▶ **Task objective**
The records that follow are to be repeated without alteration.

Records from a collection of figures:
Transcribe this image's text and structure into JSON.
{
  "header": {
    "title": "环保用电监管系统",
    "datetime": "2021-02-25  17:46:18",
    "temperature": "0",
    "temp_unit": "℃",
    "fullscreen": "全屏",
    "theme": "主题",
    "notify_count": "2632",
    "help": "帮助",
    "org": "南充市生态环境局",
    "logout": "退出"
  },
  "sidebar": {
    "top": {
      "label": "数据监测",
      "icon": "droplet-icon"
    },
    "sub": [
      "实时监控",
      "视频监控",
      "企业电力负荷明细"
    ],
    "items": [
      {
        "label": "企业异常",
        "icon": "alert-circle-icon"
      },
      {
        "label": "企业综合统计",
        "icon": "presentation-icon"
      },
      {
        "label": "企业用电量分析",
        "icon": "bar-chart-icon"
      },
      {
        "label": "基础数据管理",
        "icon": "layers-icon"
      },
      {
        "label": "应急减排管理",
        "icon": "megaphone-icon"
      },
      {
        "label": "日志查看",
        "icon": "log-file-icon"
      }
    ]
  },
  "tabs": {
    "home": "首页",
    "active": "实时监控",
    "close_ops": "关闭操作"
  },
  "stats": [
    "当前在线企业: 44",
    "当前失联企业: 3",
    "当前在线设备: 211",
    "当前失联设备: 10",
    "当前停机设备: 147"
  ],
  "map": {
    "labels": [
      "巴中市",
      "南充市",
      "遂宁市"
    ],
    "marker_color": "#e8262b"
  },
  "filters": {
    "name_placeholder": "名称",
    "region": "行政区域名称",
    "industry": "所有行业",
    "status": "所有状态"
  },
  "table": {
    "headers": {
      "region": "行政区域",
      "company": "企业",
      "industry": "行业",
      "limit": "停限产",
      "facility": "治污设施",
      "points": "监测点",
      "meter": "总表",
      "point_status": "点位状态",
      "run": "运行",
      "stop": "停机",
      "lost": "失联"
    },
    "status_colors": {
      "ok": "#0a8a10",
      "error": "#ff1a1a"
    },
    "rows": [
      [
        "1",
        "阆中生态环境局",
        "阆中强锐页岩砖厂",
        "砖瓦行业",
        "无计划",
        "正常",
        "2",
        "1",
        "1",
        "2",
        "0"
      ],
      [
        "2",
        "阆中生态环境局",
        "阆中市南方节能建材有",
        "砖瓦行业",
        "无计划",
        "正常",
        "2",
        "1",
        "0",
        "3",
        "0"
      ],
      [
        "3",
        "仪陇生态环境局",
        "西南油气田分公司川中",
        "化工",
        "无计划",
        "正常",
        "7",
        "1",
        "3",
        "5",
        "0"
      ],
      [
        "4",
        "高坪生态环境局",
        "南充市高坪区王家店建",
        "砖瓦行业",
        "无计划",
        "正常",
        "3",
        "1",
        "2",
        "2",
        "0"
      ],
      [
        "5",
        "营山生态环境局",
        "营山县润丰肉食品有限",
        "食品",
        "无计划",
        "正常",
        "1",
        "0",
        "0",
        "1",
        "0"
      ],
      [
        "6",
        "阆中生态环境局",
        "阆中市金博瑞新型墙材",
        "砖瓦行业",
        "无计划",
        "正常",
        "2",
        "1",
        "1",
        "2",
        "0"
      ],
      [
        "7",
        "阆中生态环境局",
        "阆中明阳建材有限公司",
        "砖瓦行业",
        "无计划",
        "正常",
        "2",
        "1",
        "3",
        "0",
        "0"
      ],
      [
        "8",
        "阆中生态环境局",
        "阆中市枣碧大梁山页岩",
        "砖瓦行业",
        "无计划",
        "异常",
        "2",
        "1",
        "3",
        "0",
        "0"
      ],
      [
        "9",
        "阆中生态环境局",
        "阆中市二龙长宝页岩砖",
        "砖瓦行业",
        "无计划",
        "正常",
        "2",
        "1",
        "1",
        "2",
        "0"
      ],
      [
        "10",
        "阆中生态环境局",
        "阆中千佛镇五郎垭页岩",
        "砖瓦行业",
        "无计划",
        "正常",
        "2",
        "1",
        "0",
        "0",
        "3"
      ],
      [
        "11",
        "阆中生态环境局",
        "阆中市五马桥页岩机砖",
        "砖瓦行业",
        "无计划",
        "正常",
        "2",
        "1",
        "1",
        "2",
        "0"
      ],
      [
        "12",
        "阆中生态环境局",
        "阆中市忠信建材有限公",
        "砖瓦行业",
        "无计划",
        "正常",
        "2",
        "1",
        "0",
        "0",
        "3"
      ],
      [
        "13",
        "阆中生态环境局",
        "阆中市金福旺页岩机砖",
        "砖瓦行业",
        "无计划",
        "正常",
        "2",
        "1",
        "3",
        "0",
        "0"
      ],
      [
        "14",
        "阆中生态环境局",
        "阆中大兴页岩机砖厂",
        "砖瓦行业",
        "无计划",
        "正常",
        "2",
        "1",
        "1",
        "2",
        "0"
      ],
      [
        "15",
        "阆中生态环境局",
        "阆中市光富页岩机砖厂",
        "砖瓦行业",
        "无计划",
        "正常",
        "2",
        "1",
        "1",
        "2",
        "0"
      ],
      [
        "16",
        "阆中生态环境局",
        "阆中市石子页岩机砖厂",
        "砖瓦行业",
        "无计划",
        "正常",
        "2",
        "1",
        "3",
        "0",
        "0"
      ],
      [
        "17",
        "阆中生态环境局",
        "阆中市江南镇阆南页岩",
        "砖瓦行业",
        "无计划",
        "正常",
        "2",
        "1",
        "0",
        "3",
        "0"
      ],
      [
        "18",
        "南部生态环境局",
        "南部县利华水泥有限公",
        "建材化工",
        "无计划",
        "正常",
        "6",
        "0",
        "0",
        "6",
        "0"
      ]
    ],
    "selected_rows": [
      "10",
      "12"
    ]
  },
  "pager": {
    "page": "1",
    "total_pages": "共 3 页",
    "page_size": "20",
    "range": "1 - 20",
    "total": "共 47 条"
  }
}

▶ **Written solution**
Transcribe this image's text and structure into JSON.
{
  "header": {
    "title": "环保用电监管系统",
    "datetime": "2021-02-25  17:46:18",
    "temperature": "0",
    "temp_unit": "℃",
    "fullscreen": "全屏",
    "theme": "主题",
    "notify_count": "2632",
    "help": "帮助",
    "org": "南充市生态环境局",
    "logout": "退出"
  },
  "sidebar": {
    "top": {
      "label": "数据监测",
      "icon": "droplet-icon"
    },
    "sub": [
      "实时监控",
      "视频监控",
      "企业电力负荷明细"
    ],
    "items": [
      {
        "label": "企业异常",
        "icon": "alert-circle-icon"
      },
      {
        "label": "企业综合统计",
        "icon": "presentation-icon"
      },
      {
        "label": "企业用电量分析",
        "icon": "bar-chart-icon"
      },
      {
        "label": "基础数据管理",
        "icon": "layers-icon"
      },
      {
        "label": "应急减排管理",
        "icon": "megaphone-icon"
      },
      {
        "label": "日志查看",
        "icon": "log-file-icon"
      }
    ]
  },
  "tabs": {
    "home": "首页",
    "active": "实时监控",
    "close_ops": "关闭操作"
  },
  "stats": [
    "当前在线企业: 44",
    "当前失联企业: 3",
    "当前在线设备: 211",
    "当前失联设备: 10",
    "当前停机设备: 147"
  ],
  "map": {
    "labels": [
      "巴中市",
      "南充市",
      "遂宁市"
    ],
    "marker_color": "#e8262b"
  },
  "filters": {
    "name_placeholder": "名称",
    "region": "行政区域名称",
    "industry": "所有行业",
    "status": "所有状态"
  },
  "table": {
    "headers": {
      "region": "行政区域",
      "company": "企业",
      "industry": "行业",
      "limit": "停限产",
      "facility": "治污设施",
      "points": "监测点",
      "meter": "总表",
      "point_status": "点位状态",
      "run": "运行",
      "stop": "停机",
      "lost": "失联"
    },
    "status_colors": {
      "ok": "#0a8a10",
      "error": "#ff1a1a"
    },
    "rows": [
      [
        "1",
        "阆中生态环境局",
        "阆中强锐页岩砖厂",
        "砖瓦行业",
        "无计划",
        "正常",
        "2",
        "1",
        "1",
        "2",
        "0"
      ],
      [
        "2",
        "阆中生态环境局",
        "阆中市南方节能建材有",
        "砖瓦行业",
        "无计划",
        "正常",
        "2",
        "1",
        "0",
        "3",
        "0"
      ],
      [
        "3",
        "仪陇生态环境局",
        "西南油气田分公司川中",
        "化工",
        "无计划",
        "正常",
        "7",
        "1",
        "3",
        "5",
        "0"
      ],
      [
        "4",
        "高坪生态环境局",
        "南充市高坪区王家店建",
        "砖瓦行业",
        "无计划",
        "正常",
        "3",
        "1",
        "2",
        "2",
        "0"
      ],
      [
        "5",
        "营山生态环境局",
        "营山县润丰肉食品有限",
        "食品",
        "无计划",
        "正常",
        "1",
        "0",
        "0",
        "1",
        "0"
      ],
      [
        "6",
        "阆中生态环境局",
        "阆中市金博瑞新型墙材",
        "砖瓦行业",
        "无计划",
        "正常",
        "2",
        "1",
        "1",
        "2",
        "0"
      ],
      [
        "7",
        "阆中生态环境局",
        "阆中明阳建材有限公司",
        "砖瓦行业",
        "无计划",
        "正常",
        "2",
        "1",
        "3",
        "0",
        "0"
      ],
      [
        "8",
        "阆中生态环境局",
        "阆中市枣碧大梁山页岩",
        "砖瓦行业",
        "无计划",
        "异常",
        "2",
        "1",
        "3",
        "0",
        "0"
      ],
      [
        "9",
        "阆中生态环境局",
        "阆中市二龙长宝页岩砖",
        "砖瓦行业",
        "无计划",
        "正常",
        "2",
        "1",
        "1",
        "2",
        "0"
      ],
      [
        "10",
        "阆中生态环境局",
        "阆中千佛镇五郎垭页岩",
        "砖瓦行业",
        "无计划",
        "正常",
        "2",
        "1",
        "0",
        "0",
        "3"
      ],
      [
        "11",
        "阆中生态环境局",
        "阆中市五马桥页岩机砖",
        "砖瓦行业",
        "无计划",
        "正常",
        "2",
        "1",
        "1",
        "2",
        "0"
      ],
      [
        "12",
        "阆中生态环境局",
        "阆中市忠信建材有限公",
        "砖瓦行业",
        "无计划",
        "正常",
        "2",
        "1",
        "0",
        "0",
        "3"
      ],
      [
        "13",
        "阆中生态环境局",
        "阆中市金福旺页岩机砖",
        "砖瓦行业",
        "无计划",
        "正常",
        "2",
        "1",
        "3",
        "0",
        "0"
      ],
      [
        "14",
        "阆中生态环境局",
        "阆中大兴页岩机砖厂",
        "砖瓦行业",
        "无计划",
        "正常",
        "2",
        "1",
        "1",
        "2",
        "0"
      ],
      [
        "15",
        "阆中生态环境局",
        "阆中市光富页岩机砖厂",
        "砖瓦行业",
        "无计划",
        "正常",
        "2",
        "1",
        "1",
        "2",
        "0"
      ],
      [
        "16",
        "阆中生态环境局",
        "阆中市石子页岩机砖厂",
        "砖瓦行业",
        "无计划",
        "正常",
        "2",
        "1",
        "3",
        "0",
        "0"
      ],
      [
        "17",
        "阆中生态环境局",
        "阆中市江南镇阆南页岩",
        "砖瓦行业",
        "无计划",
        "正常",
        "2",
        "1",
        "0",
        "3",
        "0"
      ],
      [
        "18",
        "南部生态环境局",
        "南部县利华水泥有限公",
        "建材化工",
        "无计划",
        "正常",
        "6",
        "0",
        "0",
        "6",
        "0"
      ]
    ],
    "selected_rows": [
      "10",
      "12"
    ]
  },
  "pager": {
    "page": "1",
    "total_pages": "共 3 页",
    "page_size": "20",
    "range": "1 - 20",
    "total": "共 47 条"
  }
}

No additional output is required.